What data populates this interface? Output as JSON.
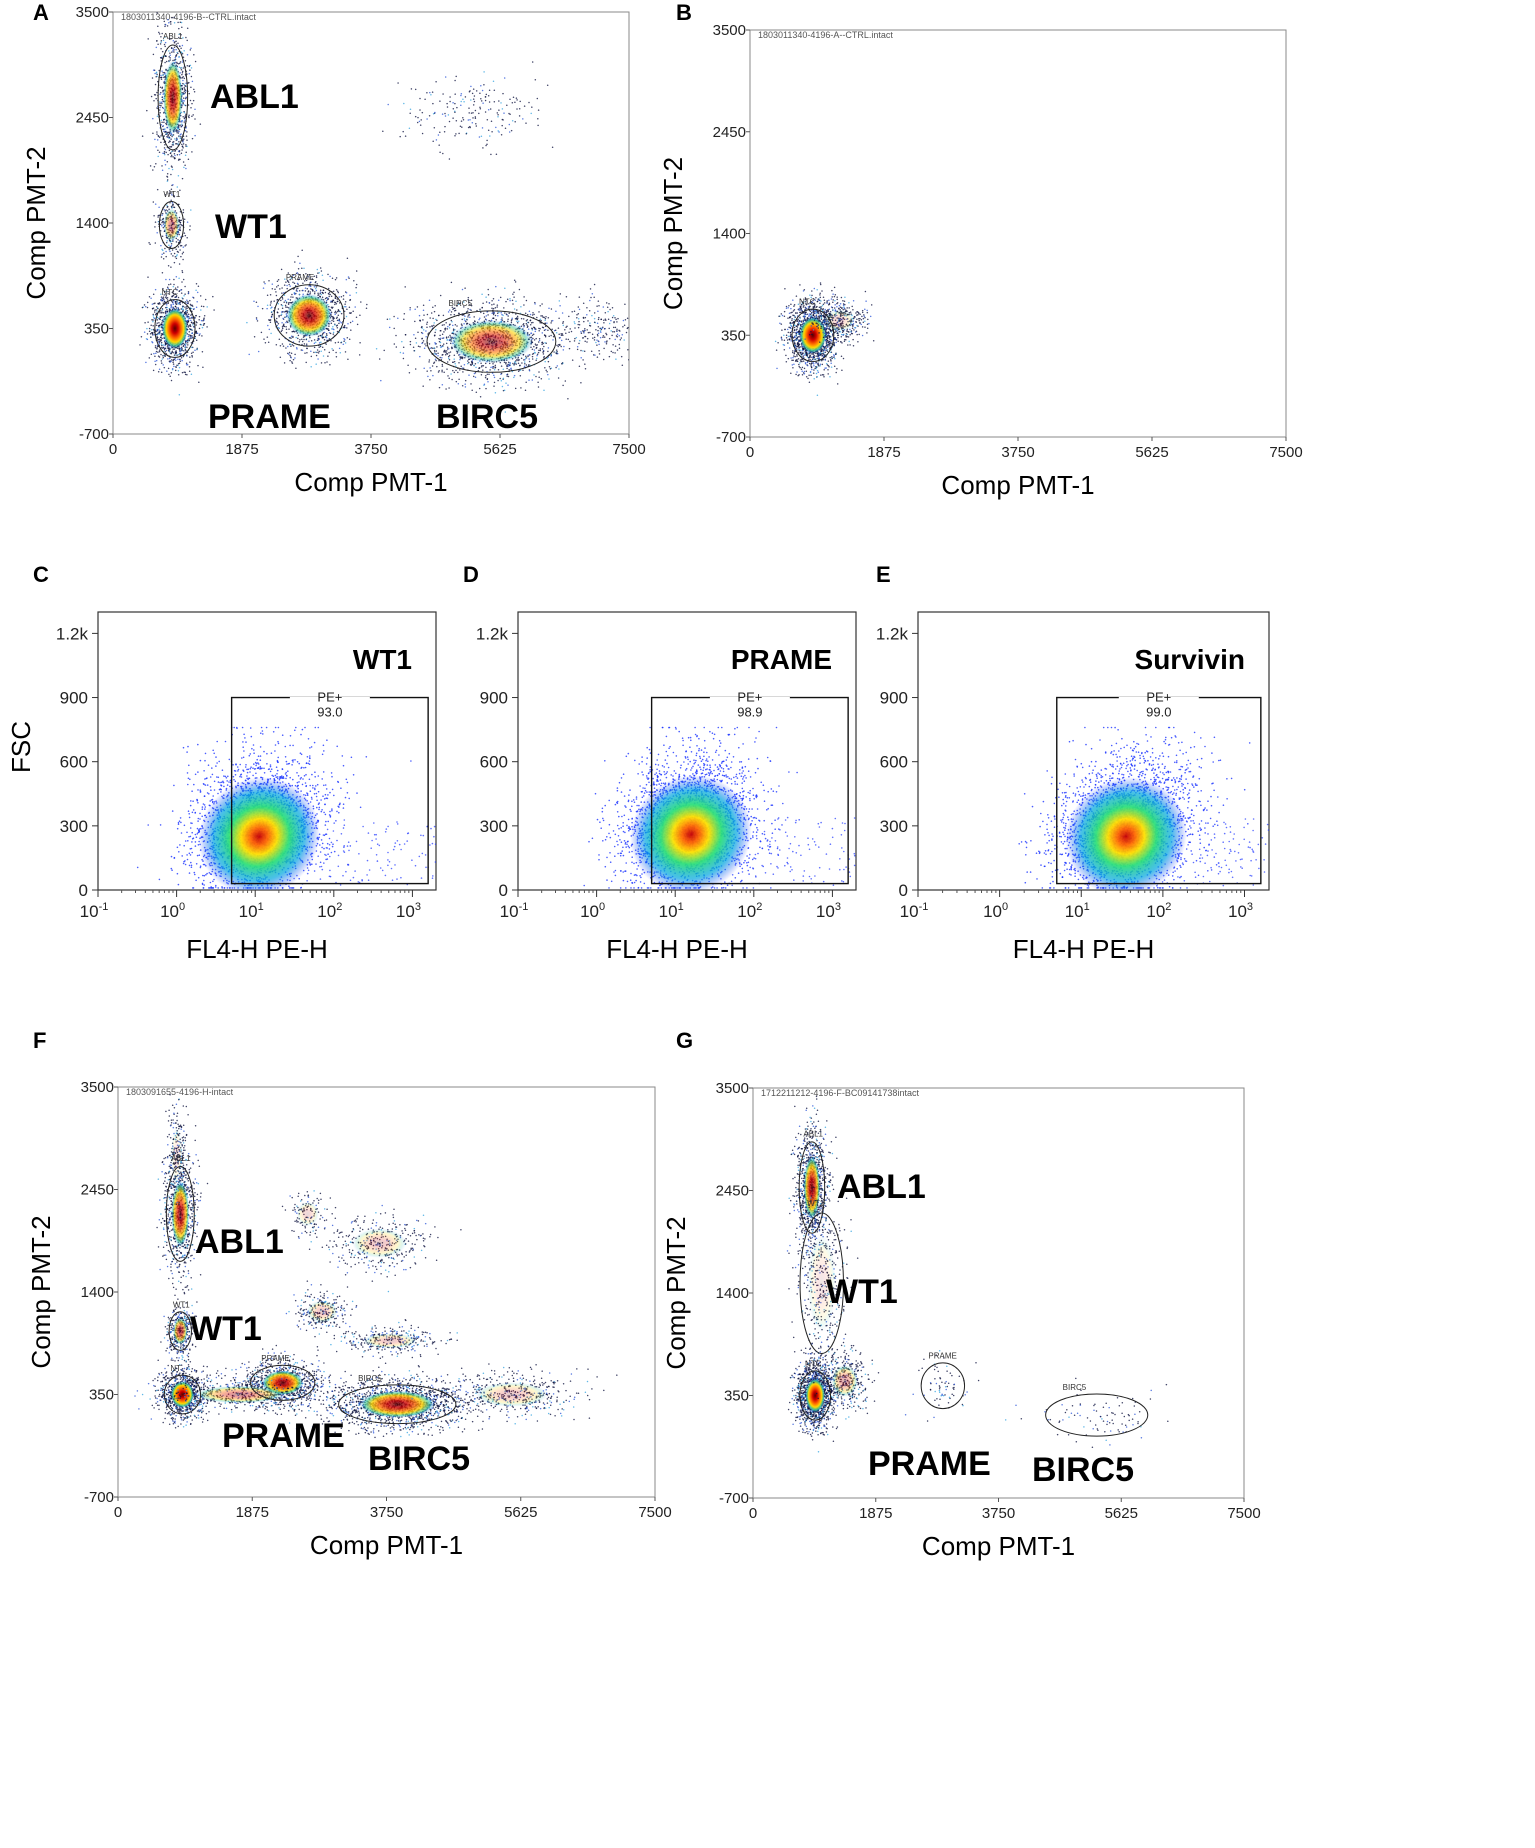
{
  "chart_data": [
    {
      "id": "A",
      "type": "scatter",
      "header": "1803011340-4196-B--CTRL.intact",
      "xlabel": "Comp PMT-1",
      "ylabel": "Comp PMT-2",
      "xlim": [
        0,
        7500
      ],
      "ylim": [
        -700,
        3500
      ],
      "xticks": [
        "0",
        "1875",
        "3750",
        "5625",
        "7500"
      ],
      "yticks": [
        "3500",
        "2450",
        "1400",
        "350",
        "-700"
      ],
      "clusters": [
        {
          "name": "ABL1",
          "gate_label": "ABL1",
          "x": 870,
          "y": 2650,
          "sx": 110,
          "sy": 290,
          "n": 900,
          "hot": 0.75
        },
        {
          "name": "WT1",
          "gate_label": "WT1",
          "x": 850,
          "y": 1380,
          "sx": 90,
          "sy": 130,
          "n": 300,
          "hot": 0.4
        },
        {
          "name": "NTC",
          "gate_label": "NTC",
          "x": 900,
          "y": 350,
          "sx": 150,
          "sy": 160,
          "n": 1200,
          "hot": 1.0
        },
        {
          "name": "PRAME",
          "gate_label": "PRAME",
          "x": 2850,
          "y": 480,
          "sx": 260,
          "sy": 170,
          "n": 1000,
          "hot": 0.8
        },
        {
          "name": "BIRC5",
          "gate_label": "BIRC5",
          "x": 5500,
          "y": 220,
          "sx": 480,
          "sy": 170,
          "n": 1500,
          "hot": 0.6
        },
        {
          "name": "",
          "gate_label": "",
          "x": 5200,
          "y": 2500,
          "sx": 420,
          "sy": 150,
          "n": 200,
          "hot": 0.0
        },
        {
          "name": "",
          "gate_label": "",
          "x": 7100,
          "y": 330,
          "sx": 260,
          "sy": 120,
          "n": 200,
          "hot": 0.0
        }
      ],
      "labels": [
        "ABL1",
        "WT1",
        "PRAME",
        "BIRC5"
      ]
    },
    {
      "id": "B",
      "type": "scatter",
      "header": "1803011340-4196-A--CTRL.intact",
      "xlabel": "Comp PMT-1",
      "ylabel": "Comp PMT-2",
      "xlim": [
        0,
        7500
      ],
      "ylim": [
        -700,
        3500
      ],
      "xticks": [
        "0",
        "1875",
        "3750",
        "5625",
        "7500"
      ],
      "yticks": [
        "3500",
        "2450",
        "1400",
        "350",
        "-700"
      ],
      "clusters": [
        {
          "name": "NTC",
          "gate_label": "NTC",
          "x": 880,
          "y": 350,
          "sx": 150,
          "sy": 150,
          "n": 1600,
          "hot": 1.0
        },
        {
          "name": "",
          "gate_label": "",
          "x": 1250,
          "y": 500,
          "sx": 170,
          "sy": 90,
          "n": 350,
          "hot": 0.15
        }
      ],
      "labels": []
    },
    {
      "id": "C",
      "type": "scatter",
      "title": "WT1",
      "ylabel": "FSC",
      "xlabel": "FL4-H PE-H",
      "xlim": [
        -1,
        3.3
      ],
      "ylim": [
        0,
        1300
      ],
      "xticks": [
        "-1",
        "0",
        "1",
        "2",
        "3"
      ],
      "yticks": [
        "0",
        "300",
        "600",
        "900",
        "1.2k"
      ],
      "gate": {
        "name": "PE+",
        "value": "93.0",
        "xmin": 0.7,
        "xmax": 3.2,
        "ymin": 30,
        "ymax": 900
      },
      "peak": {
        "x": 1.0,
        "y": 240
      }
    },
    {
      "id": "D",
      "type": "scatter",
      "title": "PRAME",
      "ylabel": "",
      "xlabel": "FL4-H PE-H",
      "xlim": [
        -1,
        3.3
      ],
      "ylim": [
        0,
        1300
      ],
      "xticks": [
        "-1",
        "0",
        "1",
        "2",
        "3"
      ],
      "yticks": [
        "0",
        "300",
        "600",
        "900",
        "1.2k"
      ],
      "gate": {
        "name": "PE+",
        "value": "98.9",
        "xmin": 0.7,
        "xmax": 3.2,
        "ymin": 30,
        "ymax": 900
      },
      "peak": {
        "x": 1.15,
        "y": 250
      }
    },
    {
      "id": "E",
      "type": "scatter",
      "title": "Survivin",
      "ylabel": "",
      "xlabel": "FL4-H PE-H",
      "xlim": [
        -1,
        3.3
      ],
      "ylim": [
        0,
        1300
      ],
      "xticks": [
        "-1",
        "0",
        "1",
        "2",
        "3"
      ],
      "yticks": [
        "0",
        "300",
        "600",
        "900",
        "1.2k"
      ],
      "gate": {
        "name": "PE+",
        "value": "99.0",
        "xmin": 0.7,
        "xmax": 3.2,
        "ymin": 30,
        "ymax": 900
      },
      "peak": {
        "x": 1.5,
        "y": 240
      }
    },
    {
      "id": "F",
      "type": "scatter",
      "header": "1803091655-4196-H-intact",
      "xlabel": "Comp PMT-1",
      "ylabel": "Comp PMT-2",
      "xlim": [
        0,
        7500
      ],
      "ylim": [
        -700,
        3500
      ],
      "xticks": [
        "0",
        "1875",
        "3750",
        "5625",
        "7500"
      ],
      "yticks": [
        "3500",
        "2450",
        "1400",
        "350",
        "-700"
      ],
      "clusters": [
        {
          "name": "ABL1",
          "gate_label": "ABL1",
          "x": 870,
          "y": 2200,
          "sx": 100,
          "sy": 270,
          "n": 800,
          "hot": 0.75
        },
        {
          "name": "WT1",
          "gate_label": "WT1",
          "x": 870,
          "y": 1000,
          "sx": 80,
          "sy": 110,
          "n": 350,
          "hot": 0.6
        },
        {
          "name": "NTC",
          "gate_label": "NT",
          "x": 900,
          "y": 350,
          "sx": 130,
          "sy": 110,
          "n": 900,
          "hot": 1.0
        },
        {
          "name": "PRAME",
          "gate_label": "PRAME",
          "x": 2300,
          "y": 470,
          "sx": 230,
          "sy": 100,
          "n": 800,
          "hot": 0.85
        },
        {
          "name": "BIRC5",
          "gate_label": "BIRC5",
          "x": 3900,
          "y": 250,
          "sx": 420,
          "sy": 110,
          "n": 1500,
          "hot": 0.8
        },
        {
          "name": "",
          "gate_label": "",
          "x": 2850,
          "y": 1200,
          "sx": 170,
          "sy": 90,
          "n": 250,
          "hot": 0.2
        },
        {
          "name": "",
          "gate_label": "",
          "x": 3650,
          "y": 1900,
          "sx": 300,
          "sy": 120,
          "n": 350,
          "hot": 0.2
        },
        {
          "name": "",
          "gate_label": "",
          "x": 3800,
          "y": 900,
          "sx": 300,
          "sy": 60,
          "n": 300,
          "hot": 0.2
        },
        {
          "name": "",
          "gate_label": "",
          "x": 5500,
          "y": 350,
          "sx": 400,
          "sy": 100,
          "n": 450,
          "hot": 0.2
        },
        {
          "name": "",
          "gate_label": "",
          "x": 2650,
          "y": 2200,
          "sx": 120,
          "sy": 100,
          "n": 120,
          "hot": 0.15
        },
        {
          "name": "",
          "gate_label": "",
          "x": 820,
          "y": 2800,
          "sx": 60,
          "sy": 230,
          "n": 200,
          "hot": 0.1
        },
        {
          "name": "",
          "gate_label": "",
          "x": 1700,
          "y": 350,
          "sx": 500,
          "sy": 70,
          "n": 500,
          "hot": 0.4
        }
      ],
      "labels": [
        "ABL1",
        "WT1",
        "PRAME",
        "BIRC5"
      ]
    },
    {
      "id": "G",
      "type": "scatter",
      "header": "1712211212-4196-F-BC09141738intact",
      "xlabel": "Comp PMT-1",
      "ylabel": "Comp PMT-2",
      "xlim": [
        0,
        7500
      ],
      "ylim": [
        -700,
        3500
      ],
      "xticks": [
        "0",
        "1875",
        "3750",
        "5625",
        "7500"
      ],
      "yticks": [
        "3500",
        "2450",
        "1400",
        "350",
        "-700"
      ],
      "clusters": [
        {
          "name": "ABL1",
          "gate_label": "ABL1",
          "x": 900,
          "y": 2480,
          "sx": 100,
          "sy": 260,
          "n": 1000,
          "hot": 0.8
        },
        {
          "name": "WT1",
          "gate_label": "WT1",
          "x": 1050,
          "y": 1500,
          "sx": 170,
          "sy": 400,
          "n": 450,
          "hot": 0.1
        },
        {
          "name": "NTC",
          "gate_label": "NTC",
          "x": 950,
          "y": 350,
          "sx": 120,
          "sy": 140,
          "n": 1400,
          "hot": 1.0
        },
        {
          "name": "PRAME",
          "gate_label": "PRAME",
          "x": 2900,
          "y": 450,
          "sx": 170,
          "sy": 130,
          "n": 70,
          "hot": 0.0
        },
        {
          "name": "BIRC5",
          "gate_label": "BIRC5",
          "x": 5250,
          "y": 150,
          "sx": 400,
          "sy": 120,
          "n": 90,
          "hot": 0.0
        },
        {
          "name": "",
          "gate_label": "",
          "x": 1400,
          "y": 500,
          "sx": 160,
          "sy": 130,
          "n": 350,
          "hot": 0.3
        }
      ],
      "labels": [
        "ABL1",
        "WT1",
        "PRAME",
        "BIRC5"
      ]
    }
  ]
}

> [GIVEN TASK]:
In the listing above, locate each line with "header" and copy it.

> [SOLUTION TO THE PROBLEM]:
      "header": "1803011340-4196-B--CTRL.intact",
      "header": "1803011340-4196-A--CTRL.intact",
      "header": "1803091655-4196-H-intact",
      "header": "1712211212-4196-F-BC09141738intact",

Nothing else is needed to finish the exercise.